▶ _Task prompt_: List each line of the data that holds the string "diamètre".

▶ _Entries provided_:
>>
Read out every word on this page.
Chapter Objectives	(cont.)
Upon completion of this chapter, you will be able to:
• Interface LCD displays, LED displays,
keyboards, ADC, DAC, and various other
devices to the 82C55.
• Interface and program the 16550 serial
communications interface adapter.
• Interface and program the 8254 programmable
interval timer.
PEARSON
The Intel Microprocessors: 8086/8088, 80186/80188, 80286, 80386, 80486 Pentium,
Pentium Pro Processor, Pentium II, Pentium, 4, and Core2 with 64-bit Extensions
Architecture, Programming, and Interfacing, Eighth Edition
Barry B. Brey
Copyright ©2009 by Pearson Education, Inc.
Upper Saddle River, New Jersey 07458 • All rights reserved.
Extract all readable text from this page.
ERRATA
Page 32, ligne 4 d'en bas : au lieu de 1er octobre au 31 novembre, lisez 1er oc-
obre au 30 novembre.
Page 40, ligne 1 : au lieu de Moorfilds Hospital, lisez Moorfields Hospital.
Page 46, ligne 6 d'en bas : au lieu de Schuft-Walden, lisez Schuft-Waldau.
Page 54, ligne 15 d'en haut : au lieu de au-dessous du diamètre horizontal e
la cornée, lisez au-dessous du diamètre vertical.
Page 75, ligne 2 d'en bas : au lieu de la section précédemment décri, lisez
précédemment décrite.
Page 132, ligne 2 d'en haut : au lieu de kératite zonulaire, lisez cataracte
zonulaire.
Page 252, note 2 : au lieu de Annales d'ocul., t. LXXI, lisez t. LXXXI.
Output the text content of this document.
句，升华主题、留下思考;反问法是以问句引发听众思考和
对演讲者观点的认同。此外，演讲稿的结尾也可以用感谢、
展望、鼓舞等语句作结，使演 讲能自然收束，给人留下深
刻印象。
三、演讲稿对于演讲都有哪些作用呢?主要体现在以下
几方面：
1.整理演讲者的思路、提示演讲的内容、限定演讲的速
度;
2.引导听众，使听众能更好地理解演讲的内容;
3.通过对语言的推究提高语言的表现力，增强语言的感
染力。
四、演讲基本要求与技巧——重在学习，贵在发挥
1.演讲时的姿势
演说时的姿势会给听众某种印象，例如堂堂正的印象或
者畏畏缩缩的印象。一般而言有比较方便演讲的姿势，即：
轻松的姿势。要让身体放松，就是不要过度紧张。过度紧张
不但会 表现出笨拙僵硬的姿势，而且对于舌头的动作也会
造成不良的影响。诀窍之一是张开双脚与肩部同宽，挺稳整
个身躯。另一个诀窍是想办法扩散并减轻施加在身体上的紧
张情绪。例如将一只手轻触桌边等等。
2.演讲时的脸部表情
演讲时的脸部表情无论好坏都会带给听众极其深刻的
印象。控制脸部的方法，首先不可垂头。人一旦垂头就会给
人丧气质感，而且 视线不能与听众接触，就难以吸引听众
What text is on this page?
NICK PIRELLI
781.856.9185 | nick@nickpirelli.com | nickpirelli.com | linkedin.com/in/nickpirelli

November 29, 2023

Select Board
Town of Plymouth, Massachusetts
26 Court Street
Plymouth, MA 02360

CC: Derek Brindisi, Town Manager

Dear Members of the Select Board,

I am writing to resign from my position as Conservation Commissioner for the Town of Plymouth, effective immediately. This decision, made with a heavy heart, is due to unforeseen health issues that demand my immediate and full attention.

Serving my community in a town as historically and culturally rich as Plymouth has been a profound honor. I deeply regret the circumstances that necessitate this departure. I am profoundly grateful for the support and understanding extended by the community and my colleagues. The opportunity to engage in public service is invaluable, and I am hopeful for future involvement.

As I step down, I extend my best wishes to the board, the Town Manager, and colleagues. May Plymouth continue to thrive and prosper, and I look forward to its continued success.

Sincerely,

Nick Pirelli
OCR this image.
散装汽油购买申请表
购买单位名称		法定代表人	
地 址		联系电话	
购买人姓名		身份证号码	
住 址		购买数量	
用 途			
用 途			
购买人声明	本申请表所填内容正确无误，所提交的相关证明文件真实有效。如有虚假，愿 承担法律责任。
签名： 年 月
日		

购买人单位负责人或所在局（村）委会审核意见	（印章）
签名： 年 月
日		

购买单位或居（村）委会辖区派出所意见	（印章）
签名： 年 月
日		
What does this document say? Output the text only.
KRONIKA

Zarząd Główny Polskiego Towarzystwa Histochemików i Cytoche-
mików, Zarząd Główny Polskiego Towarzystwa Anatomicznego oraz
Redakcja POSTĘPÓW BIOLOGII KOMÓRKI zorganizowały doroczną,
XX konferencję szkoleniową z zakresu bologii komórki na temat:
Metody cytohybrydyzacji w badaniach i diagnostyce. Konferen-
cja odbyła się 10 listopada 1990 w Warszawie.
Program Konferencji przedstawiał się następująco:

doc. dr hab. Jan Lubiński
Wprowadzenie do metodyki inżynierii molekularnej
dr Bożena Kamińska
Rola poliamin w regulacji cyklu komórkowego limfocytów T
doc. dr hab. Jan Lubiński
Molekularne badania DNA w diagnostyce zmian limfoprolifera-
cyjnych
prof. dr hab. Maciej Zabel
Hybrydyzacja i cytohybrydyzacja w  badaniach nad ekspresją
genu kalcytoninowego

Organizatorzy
<<
▶ _Exercise result_:
Page 54, ligne 15 d'en haut : au lieu de au-dessous du diamètre horizontal e
la cornée, lisez au-dessous du diamètre vertical.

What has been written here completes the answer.